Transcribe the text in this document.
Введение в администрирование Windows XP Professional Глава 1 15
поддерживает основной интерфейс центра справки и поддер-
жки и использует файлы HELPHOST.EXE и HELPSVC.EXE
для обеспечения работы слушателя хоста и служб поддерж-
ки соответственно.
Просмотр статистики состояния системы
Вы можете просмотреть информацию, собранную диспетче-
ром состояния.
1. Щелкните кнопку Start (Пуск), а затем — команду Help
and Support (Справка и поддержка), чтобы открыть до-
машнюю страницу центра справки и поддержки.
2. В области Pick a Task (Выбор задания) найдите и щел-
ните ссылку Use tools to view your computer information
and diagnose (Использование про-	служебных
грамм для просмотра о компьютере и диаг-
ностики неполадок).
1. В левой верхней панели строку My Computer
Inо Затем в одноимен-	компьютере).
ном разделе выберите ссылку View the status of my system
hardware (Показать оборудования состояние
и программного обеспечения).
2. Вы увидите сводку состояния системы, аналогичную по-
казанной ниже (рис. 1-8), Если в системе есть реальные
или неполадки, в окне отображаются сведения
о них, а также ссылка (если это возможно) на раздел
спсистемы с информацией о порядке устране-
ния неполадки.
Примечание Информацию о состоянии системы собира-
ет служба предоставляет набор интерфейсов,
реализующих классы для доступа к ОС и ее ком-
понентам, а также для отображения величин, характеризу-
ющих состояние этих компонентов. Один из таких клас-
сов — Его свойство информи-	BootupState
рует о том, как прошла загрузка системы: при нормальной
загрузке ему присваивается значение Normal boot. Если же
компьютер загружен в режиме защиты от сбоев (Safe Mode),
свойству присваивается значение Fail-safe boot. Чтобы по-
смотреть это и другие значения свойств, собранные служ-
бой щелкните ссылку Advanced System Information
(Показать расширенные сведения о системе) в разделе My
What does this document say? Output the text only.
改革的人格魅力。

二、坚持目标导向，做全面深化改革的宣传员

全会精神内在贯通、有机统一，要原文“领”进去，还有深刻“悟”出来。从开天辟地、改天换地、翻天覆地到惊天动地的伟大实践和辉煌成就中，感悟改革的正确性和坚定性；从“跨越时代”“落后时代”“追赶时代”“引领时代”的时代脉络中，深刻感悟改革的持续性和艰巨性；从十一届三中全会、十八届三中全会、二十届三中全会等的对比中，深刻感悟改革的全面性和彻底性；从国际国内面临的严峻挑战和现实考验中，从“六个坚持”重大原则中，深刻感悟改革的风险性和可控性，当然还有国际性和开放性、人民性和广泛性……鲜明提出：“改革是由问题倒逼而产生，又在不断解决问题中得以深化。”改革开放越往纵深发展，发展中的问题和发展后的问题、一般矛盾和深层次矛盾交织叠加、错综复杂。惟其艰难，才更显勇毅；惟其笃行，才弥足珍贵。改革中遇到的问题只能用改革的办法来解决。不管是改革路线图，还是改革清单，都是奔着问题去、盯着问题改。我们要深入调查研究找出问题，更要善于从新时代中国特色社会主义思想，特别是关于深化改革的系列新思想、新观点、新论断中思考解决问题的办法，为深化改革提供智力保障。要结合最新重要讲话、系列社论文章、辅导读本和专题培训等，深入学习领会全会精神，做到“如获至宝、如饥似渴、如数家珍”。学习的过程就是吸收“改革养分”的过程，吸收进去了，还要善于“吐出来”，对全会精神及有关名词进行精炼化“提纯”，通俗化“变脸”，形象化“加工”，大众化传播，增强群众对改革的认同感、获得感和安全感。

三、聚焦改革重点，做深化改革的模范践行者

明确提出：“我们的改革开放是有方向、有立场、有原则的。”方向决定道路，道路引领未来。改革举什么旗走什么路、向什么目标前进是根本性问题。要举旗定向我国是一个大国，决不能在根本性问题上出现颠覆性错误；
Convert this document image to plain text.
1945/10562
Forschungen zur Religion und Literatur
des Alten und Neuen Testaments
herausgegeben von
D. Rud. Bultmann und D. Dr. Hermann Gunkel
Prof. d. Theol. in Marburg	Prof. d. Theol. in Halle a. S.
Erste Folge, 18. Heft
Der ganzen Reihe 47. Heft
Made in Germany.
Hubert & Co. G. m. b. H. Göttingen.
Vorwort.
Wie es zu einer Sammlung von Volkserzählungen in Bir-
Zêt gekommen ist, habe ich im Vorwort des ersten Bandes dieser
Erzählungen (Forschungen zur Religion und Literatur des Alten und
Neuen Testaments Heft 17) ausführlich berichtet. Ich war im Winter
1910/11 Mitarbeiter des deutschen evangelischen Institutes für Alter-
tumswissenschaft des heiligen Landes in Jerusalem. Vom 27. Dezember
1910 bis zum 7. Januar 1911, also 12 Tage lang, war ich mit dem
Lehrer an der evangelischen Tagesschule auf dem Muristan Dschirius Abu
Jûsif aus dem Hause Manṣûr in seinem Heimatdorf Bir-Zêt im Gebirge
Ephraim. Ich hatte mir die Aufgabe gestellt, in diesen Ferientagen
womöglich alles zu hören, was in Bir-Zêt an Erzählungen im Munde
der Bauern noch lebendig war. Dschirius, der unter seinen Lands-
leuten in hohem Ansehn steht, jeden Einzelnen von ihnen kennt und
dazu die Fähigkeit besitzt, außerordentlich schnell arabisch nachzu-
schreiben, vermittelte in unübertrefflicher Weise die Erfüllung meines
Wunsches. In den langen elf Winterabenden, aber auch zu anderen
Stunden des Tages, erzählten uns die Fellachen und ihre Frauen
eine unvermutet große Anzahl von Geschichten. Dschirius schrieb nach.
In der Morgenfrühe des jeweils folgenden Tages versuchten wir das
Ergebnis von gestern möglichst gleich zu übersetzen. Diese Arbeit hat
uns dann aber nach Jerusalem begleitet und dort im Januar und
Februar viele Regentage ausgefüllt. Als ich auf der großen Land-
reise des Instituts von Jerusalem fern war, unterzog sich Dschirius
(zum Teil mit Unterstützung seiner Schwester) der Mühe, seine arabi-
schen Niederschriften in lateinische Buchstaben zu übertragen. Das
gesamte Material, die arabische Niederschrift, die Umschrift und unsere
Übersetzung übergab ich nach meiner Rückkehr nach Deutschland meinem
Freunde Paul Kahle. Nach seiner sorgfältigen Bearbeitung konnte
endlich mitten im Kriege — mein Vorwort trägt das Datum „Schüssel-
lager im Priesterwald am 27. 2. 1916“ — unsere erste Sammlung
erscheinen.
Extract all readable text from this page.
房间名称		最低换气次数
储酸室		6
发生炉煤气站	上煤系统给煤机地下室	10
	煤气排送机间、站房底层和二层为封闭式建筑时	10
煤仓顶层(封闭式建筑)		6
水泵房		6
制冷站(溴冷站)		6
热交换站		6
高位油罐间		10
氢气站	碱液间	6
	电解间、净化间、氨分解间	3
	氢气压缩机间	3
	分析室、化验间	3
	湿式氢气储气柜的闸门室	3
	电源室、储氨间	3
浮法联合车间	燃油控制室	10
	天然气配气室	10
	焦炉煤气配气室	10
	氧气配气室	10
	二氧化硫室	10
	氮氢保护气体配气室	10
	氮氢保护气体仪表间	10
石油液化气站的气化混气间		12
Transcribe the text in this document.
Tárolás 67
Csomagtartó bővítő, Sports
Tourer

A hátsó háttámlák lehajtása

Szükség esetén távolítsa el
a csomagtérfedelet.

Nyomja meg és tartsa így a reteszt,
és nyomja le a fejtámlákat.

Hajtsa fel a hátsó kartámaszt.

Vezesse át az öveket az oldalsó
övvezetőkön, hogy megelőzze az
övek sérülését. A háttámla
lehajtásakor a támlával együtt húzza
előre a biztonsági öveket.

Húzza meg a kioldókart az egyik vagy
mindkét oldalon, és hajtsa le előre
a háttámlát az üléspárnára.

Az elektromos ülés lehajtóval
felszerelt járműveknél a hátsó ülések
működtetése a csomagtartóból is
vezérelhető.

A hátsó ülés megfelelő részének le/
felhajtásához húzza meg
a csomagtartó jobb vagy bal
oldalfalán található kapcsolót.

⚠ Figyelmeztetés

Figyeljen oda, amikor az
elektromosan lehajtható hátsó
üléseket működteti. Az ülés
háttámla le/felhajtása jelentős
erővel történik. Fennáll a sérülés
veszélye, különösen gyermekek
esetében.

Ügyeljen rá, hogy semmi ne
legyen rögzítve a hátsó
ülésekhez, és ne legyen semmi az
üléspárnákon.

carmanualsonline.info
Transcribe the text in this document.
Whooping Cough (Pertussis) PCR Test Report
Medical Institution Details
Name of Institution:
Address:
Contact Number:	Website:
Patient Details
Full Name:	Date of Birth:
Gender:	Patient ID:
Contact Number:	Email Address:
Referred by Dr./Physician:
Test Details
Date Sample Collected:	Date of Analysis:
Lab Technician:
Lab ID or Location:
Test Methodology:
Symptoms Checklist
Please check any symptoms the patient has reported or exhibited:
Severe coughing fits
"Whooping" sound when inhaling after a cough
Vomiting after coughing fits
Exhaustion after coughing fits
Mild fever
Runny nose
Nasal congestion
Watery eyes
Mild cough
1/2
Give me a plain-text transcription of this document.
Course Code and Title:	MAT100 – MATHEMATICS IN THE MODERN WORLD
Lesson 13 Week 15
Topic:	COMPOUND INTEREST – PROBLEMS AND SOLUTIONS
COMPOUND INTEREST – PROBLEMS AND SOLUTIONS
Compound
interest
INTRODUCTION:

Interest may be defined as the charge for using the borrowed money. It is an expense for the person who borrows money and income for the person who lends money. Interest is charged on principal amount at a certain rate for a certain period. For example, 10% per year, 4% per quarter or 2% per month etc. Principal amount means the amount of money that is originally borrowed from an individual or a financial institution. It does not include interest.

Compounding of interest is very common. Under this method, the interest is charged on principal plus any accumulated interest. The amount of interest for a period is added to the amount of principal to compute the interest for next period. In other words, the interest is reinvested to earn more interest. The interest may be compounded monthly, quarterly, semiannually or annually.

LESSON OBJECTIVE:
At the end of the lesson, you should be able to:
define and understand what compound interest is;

************

■ JOB: Take every line from the records above that has the word "charged" and copy it.

■ FINISHED ANSWER:
Interest may be defined as the charge for using the borrowed money. It is an expense for the person who borrows money and income for the person who lends money. Interest is charged on principal amount at a certain rate for a certain period. For example, 10% per year, 4% per quarter or 2% per month etc. Principal amount means the amount of money that is originally borrowed from an individual or a financial institution. It does not include interest.
Compounding of interest is very common. Under this method, the interest is charged on principal plus any accumulated interest. The amount of interest for a period is added to the amount of principal to compute the interest for next period. In other words, the interest is reinvested to earn more interest. The interest may be compounded monthly, quarterly, semiannually or annually.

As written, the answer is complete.